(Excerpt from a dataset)
========

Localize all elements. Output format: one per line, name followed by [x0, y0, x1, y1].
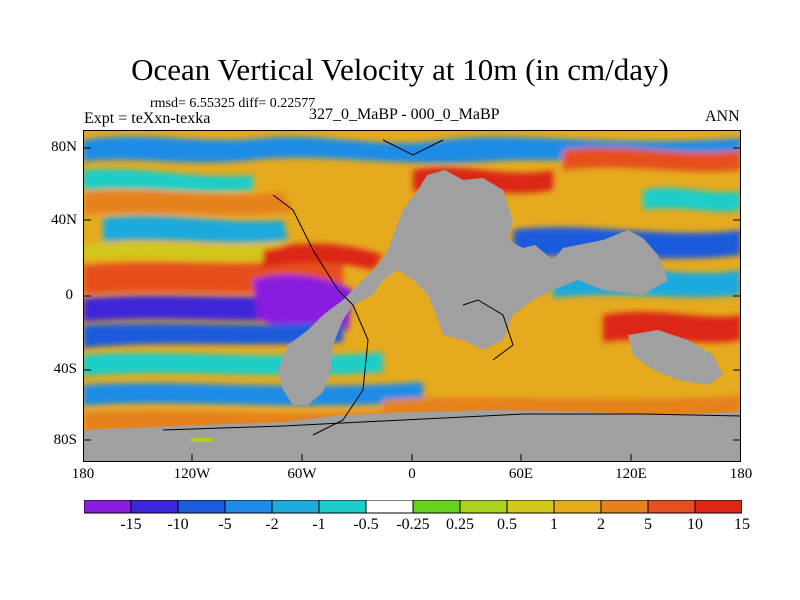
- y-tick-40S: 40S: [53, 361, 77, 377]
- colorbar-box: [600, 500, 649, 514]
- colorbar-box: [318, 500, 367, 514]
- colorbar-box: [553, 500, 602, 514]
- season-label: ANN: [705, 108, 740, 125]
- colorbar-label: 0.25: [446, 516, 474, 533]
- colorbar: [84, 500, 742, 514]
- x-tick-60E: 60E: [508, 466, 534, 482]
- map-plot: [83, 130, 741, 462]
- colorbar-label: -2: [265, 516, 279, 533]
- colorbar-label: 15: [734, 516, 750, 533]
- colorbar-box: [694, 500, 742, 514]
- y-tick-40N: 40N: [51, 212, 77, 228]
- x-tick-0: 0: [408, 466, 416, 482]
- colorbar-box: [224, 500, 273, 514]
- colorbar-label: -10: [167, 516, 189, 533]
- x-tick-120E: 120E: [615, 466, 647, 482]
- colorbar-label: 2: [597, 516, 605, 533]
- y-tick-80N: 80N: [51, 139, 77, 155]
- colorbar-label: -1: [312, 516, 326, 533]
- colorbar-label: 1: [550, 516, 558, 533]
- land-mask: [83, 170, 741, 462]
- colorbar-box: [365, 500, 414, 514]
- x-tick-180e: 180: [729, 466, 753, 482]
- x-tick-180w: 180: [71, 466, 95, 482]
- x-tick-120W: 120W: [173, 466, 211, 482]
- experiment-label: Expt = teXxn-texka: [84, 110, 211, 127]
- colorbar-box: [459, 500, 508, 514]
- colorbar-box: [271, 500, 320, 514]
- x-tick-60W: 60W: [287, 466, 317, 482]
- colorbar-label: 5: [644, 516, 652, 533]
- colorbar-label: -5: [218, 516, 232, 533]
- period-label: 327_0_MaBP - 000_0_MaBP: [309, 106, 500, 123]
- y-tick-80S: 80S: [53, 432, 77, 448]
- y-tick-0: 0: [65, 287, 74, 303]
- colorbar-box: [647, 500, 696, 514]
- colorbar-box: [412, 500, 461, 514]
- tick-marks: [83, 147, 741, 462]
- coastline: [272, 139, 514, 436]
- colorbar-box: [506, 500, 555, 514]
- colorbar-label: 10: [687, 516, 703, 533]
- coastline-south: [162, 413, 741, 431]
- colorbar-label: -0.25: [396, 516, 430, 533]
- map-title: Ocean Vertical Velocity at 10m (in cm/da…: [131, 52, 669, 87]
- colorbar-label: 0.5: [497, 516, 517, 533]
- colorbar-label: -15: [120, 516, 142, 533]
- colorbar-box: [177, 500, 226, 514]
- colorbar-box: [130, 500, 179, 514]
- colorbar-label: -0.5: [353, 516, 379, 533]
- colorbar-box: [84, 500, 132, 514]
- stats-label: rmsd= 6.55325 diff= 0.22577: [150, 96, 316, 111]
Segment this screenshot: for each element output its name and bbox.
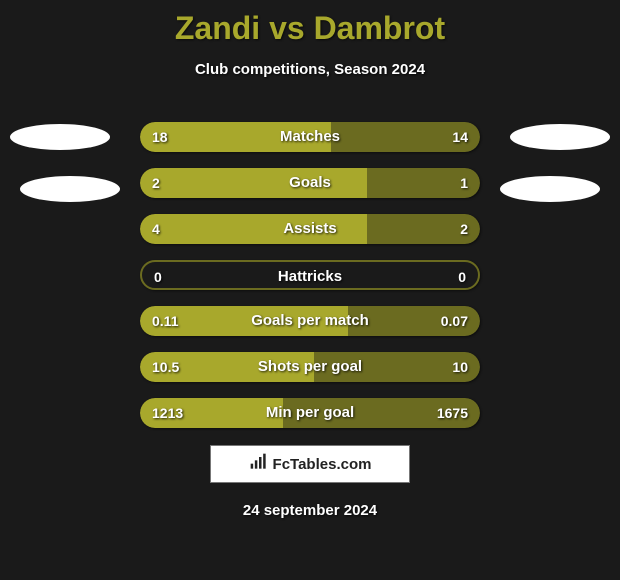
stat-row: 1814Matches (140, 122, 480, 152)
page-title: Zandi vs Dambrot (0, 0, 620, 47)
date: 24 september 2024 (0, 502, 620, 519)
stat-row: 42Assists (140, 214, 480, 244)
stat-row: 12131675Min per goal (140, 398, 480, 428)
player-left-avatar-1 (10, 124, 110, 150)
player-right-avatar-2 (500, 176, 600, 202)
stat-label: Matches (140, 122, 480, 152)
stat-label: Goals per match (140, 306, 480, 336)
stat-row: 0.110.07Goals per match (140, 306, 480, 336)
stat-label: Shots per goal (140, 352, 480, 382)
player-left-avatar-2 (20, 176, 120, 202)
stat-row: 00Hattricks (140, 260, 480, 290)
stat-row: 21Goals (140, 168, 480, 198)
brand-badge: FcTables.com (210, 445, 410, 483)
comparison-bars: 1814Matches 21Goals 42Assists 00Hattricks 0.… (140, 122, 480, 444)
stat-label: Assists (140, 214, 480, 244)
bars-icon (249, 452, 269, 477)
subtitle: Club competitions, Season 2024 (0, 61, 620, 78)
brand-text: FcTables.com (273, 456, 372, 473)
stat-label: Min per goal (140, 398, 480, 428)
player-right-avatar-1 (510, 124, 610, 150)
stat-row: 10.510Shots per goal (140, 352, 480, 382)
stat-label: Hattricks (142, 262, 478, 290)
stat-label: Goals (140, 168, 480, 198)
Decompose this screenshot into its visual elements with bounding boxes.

========

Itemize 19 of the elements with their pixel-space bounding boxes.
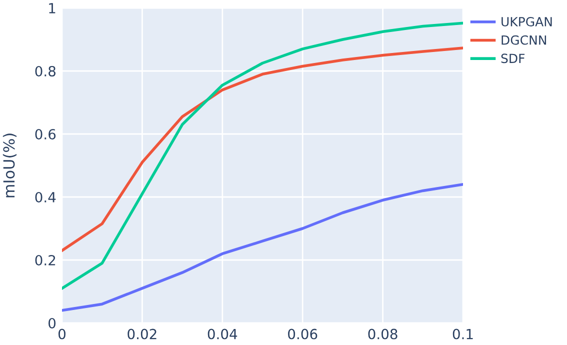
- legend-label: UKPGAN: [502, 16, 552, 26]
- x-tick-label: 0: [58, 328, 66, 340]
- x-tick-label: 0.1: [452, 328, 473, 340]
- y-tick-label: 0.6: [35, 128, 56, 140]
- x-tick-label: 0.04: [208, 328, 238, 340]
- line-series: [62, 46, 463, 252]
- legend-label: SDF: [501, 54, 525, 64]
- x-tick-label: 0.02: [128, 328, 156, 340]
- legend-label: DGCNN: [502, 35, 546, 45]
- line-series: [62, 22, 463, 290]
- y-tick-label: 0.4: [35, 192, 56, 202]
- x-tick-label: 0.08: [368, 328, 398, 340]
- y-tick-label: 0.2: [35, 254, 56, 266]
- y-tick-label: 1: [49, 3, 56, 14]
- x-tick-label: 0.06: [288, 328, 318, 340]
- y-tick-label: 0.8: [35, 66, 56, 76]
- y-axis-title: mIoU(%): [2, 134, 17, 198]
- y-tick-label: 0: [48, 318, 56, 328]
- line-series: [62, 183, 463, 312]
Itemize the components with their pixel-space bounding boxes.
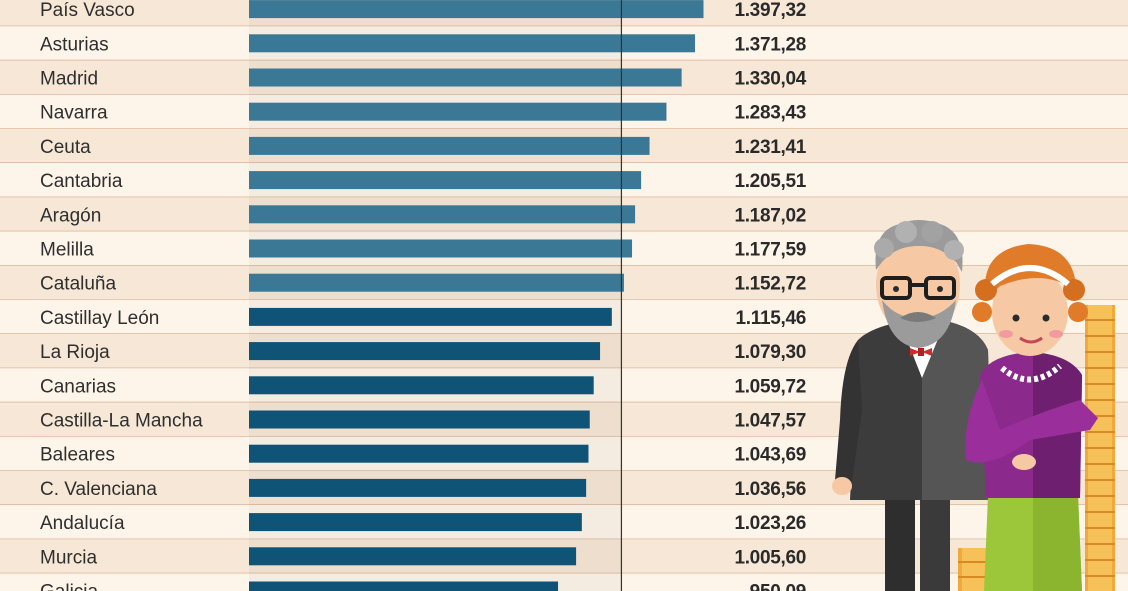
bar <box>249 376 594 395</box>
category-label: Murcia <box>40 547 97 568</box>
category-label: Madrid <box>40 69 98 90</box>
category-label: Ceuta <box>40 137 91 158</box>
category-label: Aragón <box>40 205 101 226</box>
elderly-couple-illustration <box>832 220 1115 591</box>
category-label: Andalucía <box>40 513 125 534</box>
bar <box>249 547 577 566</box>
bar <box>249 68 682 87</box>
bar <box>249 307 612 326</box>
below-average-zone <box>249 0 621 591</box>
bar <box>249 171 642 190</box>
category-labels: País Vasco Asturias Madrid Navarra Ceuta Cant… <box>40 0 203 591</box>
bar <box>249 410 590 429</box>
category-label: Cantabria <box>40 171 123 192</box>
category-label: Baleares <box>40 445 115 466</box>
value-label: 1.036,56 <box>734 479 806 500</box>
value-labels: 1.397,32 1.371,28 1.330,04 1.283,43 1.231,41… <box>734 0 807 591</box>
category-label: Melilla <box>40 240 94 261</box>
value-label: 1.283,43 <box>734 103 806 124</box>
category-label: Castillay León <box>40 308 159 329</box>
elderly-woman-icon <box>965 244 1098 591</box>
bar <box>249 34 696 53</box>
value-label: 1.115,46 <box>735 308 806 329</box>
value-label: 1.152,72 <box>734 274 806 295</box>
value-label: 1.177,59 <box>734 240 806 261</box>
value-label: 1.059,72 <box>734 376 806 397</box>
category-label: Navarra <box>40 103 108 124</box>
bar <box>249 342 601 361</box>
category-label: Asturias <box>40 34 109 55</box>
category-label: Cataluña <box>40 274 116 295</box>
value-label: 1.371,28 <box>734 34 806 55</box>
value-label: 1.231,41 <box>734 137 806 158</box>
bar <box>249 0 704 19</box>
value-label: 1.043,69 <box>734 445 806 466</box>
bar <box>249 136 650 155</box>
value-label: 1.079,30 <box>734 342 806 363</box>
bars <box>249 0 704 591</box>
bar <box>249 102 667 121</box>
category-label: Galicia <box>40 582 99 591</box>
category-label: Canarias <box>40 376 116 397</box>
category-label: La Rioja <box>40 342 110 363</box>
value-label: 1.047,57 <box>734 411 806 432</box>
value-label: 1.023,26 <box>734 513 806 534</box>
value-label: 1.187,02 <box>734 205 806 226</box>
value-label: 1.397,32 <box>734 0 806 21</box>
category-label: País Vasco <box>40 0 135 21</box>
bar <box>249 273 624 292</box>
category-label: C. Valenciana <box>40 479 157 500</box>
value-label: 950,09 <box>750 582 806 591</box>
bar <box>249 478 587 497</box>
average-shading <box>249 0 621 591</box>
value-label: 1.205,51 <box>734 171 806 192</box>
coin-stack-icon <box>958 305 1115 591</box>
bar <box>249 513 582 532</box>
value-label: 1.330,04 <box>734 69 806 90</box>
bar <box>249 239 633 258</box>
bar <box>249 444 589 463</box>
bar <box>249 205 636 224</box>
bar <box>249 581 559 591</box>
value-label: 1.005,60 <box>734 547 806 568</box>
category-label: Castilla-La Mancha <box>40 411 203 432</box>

========

Set problem: In the part of the data that opens with the line containing "- legend-label: UKPGAN: [502, 16, 552, 26]" and closes with the line containing "Itemize the components", substitute "plot-line" for every "line-series" and give those lines again with nothing else changed.

Exercise solution:
- legend-label: UKPGAN: [502, 16, 552, 26]
- x-tick-label: 0: [58, 328, 66, 340]
- x-tick-label: 0.1: [452, 328, 473, 340]
- y-tick-label: 0.6: [35, 128, 56, 140]
- x-tick-label: 0.04: [208, 328, 238, 340]
- plot-line: [62, 46, 463, 252]
- legend-label: SDF: [501, 54, 525, 64]
- x-tick-label: 0.02: [128, 328, 156, 340]
- legend-label: DGCNN: [502, 35, 546, 45]
- plot-line: [62, 22, 463, 290]
- y-tick-label: 0.4: [35, 192, 56, 202]
- x-tick-label: 0.08: [368, 328, 398, 340]
- y-tick-label: 0.2: [35, 254, 56, 266]
- y-tick-label: 1: [49, 3, 56, 14]
- x-tick-label: 0.06: [288, 328, 318, 340]
- y-tick-label: 0.8: [35, 66, 56, 76]
- y-axis-title: mIoU(%): [2, 134, 17, 198]
- y-tick-label: 0: [48, 318, 56, 328]
- plot-line: [62, 183, 463, 312]
Itemize the components with their pixel-space bounding boxes.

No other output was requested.